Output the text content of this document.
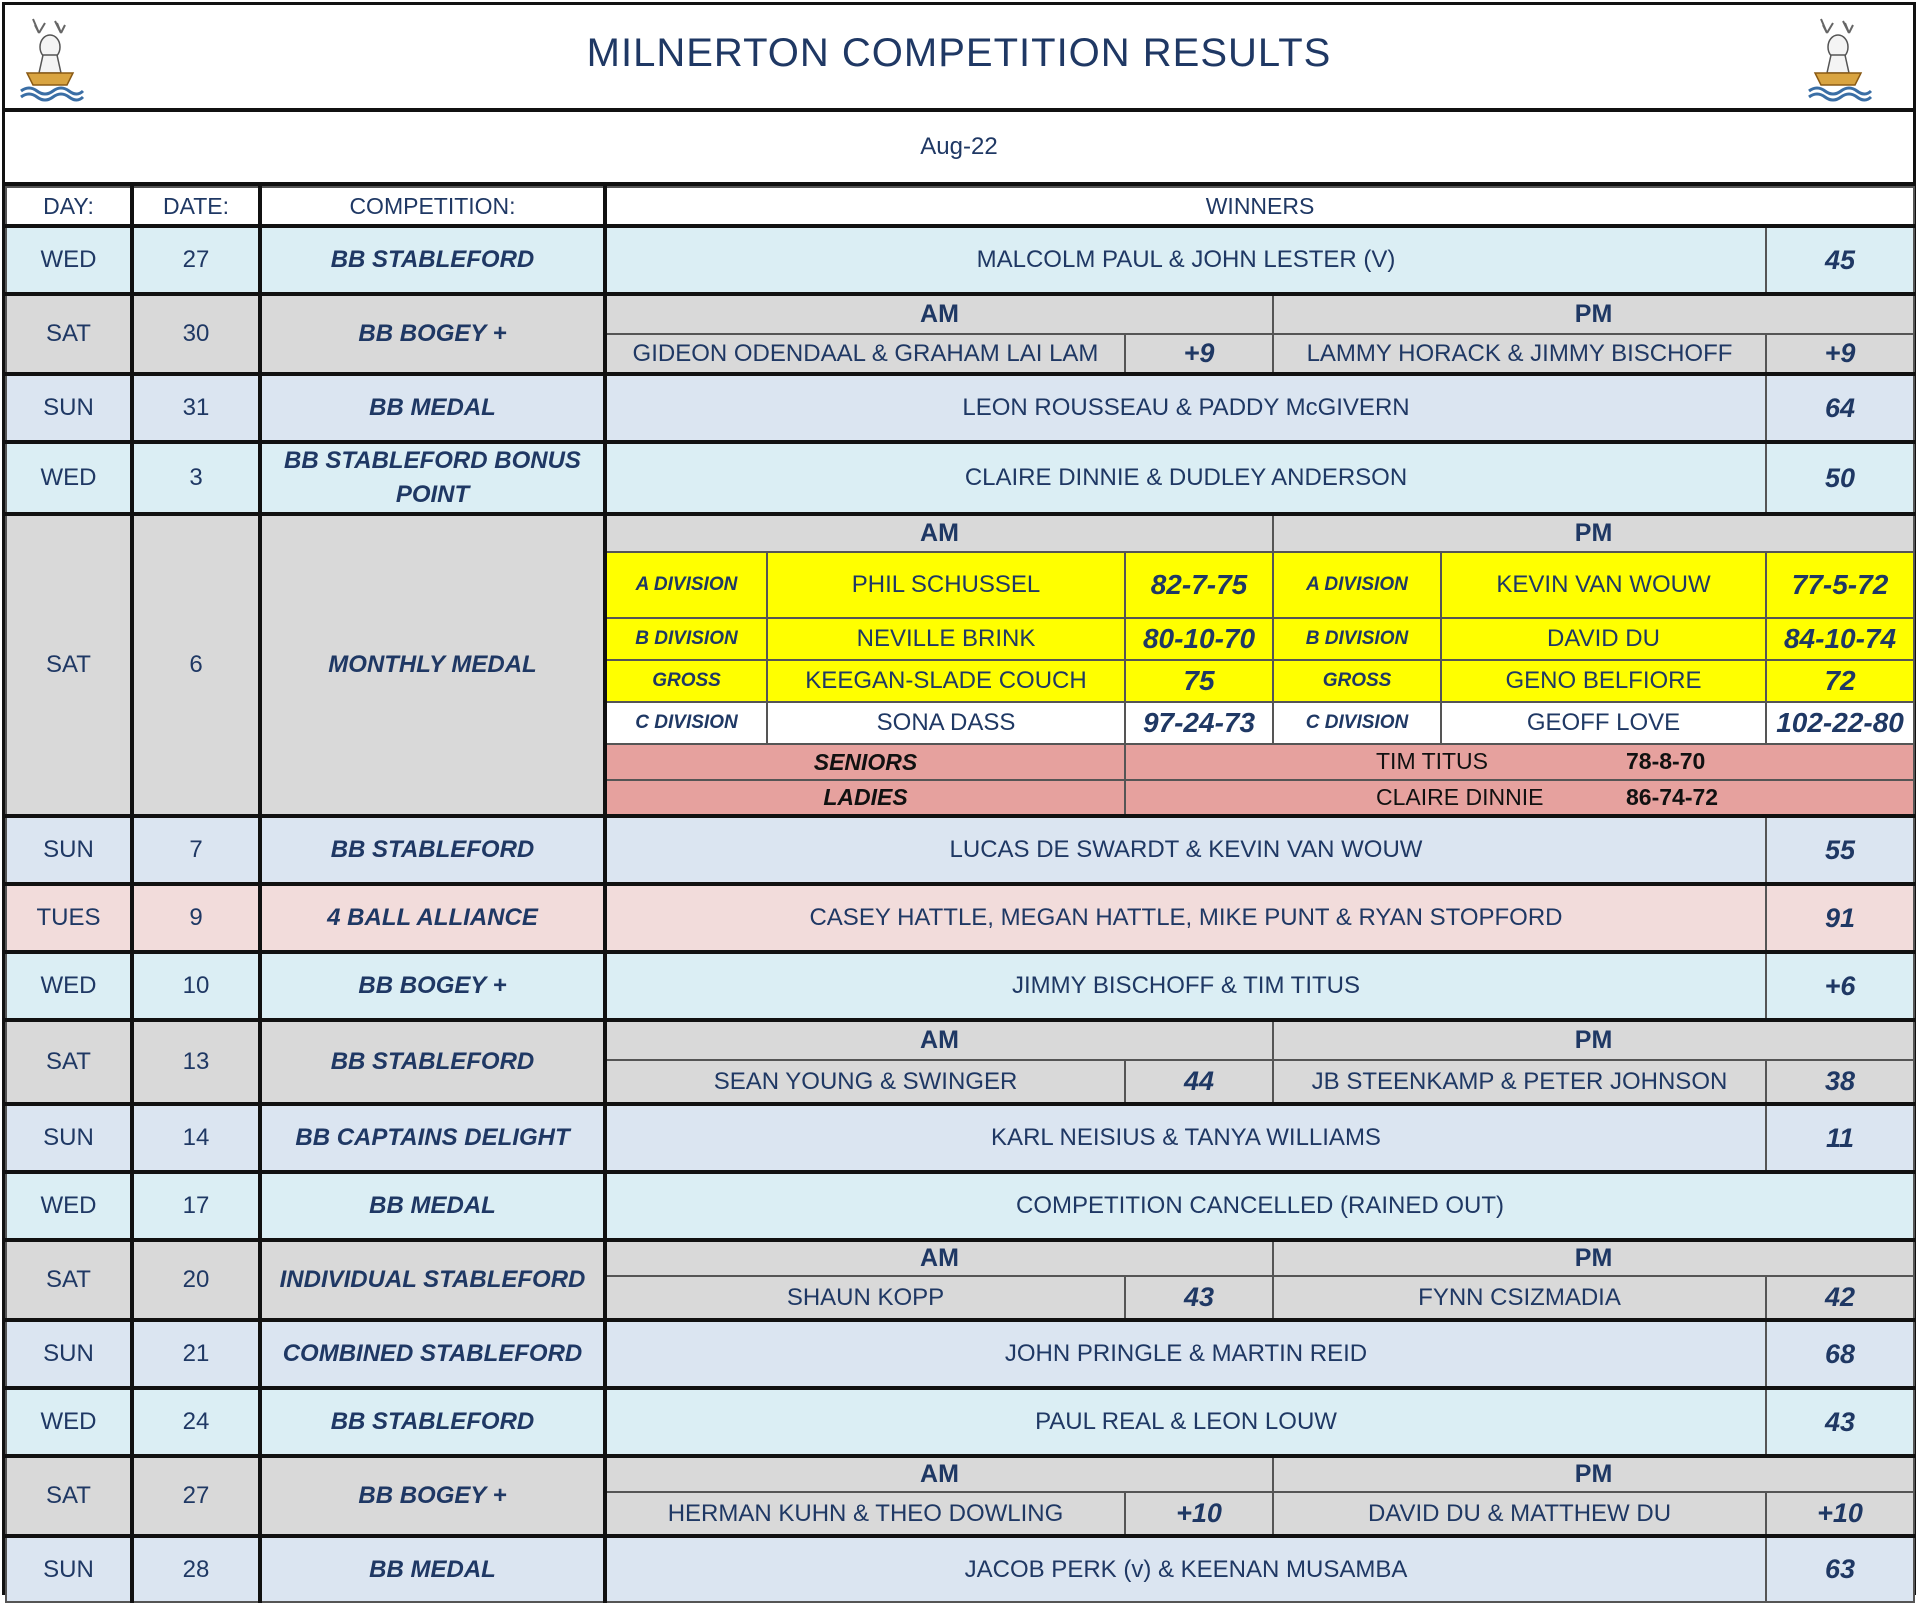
MILNERTON COMPETITION RESULTS
Aug-22
DAY:	DATE:	COMPETITION:	WINNERS					
WED	27	BB STABLEFORD	MALCOLM PAUL & JOHN LESTER (V)					45
SAT	30	BB BOGEY +	AM			PM		
			GIDEON ODENDAAL & GRAHAM LAI LAM		+9	LAMMY HORACK & JIMMY BISCHOFF		+9
SUN	31	BB MEDAL	LEON ROUSSEAU & PADDY McGIVERN					64
WED	3	BB STABLEFORD BONUS POINT	CLAIRE DINNIE & DUDLEY ANDERSON					50
SAT	6	MONTHLY MEDAL	AM			PM		
			A DIVISION	PHIL SCHUSSEL	82-7-75	A DIVISION	KEVIN VAN WOUW	77-5-72
			B DIVISION	NEVILLE BRINK	80-10-70	B DIVISION	DAVID DU	84-10-74
			GROSS	KEEGAN-SLADE COUCH	75	GROSS	GENO BELFIORE	72
			C DIVISION	SONA DASS	97-24-73	C DIVISION	GEOFF LOVE	102-22-80
			SENIORS		TIM TITUS 78-8-70			
			LADIES		CLAIRE DINNIE 86-74-72			
SUN	7	BB STABLEFORD	LUCAS DE SWARDT & KEVIN VAN WOUW					55
TUES	9	4 BALL ALLIANCE	CASEY HATTLE, MEGAN HATTLE, MIKE PUNT & RYAN STOPFORD					91
WED	10	BB BOGEY +	JIMMY BISCHOFF & TIM TITUS					+6
SAT	13	BB STABLEFORD	AM			PM		
			SEAN YOUNG & SWINGER		44	JB STEENKAMP & PETER JOHNSON		38
SUN	14	BB CAPTAINS DELIGHT	KARL NEISIUS & TANYA WILLIAMS					11
WED	17	BB MEDAL	COMPETITION CANCELLED (RAINED OUT)					
SAT	20	INDIVIDUAL STABLEFORD	AM			PM		
			SHAUN KOPP		43	FYNN CSIZMADIA		42
SUN	21	COMBINED STABLEFORD	JOHN PRINGLE & MARTIN REID					68
WED	24	BB STABLEFORD	PAUL REAL & LEON LOUW					43
SAT	27	BB BOGEY +	AM			PM		
			HERMAN KUHN & THEO DOWLING		+10	DAVID DU & MATTHEW DU		+10
SUN	28	BB MEDAL	JACOB PERK (v) & KEENAN MUSAMBA					63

--

→ **Task objective**
An exact transcription of all the entries is required, without the pictures.

→ **Full solution**
Output the text content of this document.
MILNERTON COMPETITION RESULTS
Aug-22
DAY:	DATE:	COMPETITION:	WINNERS					
WED	27	BB STABLEFORD	MALCOLM PAUL & JOHN LESTER (V)					45
SAT	30	BB BOGEY +	AM			PM		
			GIDEON ODENDAAL & GRAHAM LAI LAM		+9	LAMMY HORACK & JIMMY BISCHOFF		+9
SUN	31	BB MEDAL	LEON ROUSSEAU & PADDY McGIVERN					64
WED	3	BB STABLEFORD BONUS POINT	CLAIRE DINNIE & DUDLEY ANDERSON					50
SAT	6	MONTHLY MEDAL	AM			PM		
			A DIVISION	PHIL SCHUSSEL	82-7-75	A DIVISION	KEVIN VAN WOUW	77-5-72
			B DIVISION	NEVILLE BRINK	80-10-70	B DIVISION	DAVID DU	84-10-74
			GROSS	KEEGAN-SLADE COUCH	75	GROSS	GENO BELFIORE	72
			C DIVISION	SONA DASS	97-24-73	C DIVISION	GEOFF LOVE	102-22-80
			SENIORS		TIM TITUS 78-8-70			
			LADIES		CLAIRE DINNIE 86-74-72			
SUN	7	BB STABLEFORD	LUCAS DE SWARDT & KEVIN VAN WOUW					55
TUES	9	4 BALL ALLIANCE	CASEY HATTLE, MEGAN HATTLE, MIKE PUNT & RYAN STOPFORD					91
WED	10	BB BOGEY +	JIMMY BISCHOFF & TIM TITUS					+6
SAT	13	BB STABLEFORD	AM			PM		
			SEAN YOUNG & SWINGER		44	JB STEENKAMP & PETER JOHNSON		38
SUN	14	BB CAPTAINS DELIGHT	KARL NEISIUS & TANYA WILLIAMS					11
WED	17	BB MEDAL	COMPETITION CANCELLED (RAINED OUT)					
SAT	20	INDIVIDUAL STABLEFORD	AM			PM		
			SHAUN KOPP		43	FYNN CSIZMADIA		42
SUN	21	COMBINED STABLEFORD	JOHN PRINGLE & MARTIN REID					68
WED	24	BB STABLEFORD	PAUL REAL & LEON LOUW					43
SAT	27	BB BOGEY +	AM			PM		
			HERMAN KUHN & THEO DOWLING		+10	DAVID DU & MATTHEW DU		+10
SUN	28	BB MEDAL	JACOB PERK (v) & KEENAN MUSAMBA					63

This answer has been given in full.